Entradas de regiones etiquetadas
+ + + + +

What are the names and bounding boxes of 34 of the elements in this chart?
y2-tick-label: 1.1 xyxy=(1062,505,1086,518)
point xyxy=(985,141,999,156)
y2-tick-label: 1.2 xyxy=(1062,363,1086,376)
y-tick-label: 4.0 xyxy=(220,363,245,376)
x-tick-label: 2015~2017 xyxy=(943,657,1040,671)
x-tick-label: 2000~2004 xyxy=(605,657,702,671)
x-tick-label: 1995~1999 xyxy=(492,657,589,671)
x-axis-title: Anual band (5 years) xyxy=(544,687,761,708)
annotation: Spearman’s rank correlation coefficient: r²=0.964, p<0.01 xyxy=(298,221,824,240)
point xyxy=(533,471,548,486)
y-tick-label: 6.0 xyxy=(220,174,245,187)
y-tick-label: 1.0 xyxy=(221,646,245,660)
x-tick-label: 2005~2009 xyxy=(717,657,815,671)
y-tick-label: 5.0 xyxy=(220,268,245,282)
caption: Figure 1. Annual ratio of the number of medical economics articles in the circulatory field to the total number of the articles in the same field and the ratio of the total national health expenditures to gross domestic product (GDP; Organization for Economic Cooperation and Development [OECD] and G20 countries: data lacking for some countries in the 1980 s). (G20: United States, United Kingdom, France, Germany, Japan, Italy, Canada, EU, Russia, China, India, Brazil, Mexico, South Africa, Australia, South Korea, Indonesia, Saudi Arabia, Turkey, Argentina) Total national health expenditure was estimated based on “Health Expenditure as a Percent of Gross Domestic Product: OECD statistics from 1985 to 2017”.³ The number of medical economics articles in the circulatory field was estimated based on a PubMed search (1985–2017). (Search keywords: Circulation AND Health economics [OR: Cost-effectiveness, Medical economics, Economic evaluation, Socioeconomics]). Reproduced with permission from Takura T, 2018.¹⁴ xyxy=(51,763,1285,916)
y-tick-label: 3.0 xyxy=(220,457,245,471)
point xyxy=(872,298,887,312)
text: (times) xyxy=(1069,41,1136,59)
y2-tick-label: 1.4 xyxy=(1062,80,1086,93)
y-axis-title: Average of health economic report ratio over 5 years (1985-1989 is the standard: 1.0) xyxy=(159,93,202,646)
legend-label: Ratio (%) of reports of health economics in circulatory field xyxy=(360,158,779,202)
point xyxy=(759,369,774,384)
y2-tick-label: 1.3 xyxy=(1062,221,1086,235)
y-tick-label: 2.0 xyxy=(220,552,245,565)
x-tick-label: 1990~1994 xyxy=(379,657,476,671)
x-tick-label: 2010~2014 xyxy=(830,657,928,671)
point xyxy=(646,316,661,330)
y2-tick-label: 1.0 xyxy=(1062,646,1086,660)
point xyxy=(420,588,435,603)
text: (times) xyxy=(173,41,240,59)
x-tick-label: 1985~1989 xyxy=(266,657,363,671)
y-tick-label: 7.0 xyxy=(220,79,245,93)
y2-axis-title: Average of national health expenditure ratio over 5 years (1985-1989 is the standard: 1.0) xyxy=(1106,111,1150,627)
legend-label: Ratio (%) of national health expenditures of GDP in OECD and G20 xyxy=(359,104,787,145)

+ + + + +

INSTRUCCIÓN. Transcriba sin cambios los registros, desde el comienzo hasta la línea que contiene "y-tick-label: 5.0 xyxy=(220,268,245,282)", ambas incluidas.

RESPUESTA COMPLETA.
What are the names and bounding boxes of 34 of the elements in this chart?
y2-tick-label: 1.1 xyxy=(1062,505,1086,518)
point xyxy=(985,141,999,156)
y2-tick-label: 1.2 xyxy=(1062,363,1086,376)
y-tick-label: 4.0 xyxy=(220,363,245,376)
x-tick-label: 2015~2017 xyxy=(943,657,1040,671)
x-tick-label: 2000~2004 xyxy=(605,657,702,671)
x-tick-label: 1995~1999 xyxy=(492,657,589,671)
x-axis-title: Anual band (5 years) xyxy=(544,687,761,708)
annotation: Spearman’s rank correlation coefficient: r²=0.964, p<0.01 xyxy=(298,221,824,240)
point xyxy=(533,471,548,486)
y-tick-label: 6.0 xyxy=(220,174,245,187)
y-tick-label: 1.0 xyxy=(221,646,245,660)
x-tick-label: 2005~2009 xyxy=(717,657,815,671)
y-tick-label: 5.0 xyxy=(220,268,245,282)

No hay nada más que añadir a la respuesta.